## AIM OF THE TASK
Write out the whole listing again, exactly.
_ _ _ _
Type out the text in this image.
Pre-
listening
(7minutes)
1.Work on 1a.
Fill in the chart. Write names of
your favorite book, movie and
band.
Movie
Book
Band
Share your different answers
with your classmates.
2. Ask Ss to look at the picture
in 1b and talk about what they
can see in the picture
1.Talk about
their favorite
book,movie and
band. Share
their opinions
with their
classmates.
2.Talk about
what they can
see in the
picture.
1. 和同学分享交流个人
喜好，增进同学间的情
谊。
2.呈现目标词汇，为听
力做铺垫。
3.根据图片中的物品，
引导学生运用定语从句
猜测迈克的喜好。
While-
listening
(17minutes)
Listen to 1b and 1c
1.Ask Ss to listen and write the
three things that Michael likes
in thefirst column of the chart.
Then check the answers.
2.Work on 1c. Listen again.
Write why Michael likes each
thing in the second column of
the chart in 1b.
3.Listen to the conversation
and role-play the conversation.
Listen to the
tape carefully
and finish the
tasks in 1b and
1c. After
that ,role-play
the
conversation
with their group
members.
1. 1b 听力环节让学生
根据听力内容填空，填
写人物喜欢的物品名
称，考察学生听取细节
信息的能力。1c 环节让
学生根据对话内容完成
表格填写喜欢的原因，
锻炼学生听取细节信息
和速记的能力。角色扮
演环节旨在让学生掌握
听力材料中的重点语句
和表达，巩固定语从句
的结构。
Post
_ _ _ _
## FULL ANSWER
Type out the text in this image.
Pre-
listening
(7minutes)
1.Work on 1a.
Fill in the chart. Write names of
your favorite book, movie and
band.
Movie
Book
Band
Share your different answers
with your classmates.
2. Ask Ss to look at the picture
in 1b and talk about what they
can see in the picture
1.Talk about
their favorite
book,movie and
band. Share
their opinions
with their
classmates.
2.Talk about
what they can
see in the
picture.
1. 和同学分享交流个人
喜好，增进同学间的情
谊。
2.呈现目标词汇，为听
力做铺垫。
3.根据图片中的物品，
引导学生运用定语从句
猜测迈克的喜好。
While-
listening
(17minutes)
Listen to 1b and 1c
1.Ask Ss to listen and write the
three things that Michael likes
in thefirst column of the chart.
Then check the answers.
2.Work on 1c. Listen again.
Write why Michael likes each
thing in the second column of
the chart in 1b.
3.Listen to the conversation
and role-play the conversation.
Listen to the
tape carefully
and finish the
tasks in 1b and
1c. After
that ,role-play
the
conversation
with their group
members.
1. 1b 听力环节让学生
根据听力内容填空，填
写人物喜欢的物品名
称，考察学生听取细节
信息的能力。1c 环节让
学生根据对话内容完成
表格填写喜欢的原因，
锻炼学生听取细节信息
和速记的能力。角色扮
演环节旨在让学生掌握
听力材料中的重点语句
和表达，巩固定语从句
的结构。
Post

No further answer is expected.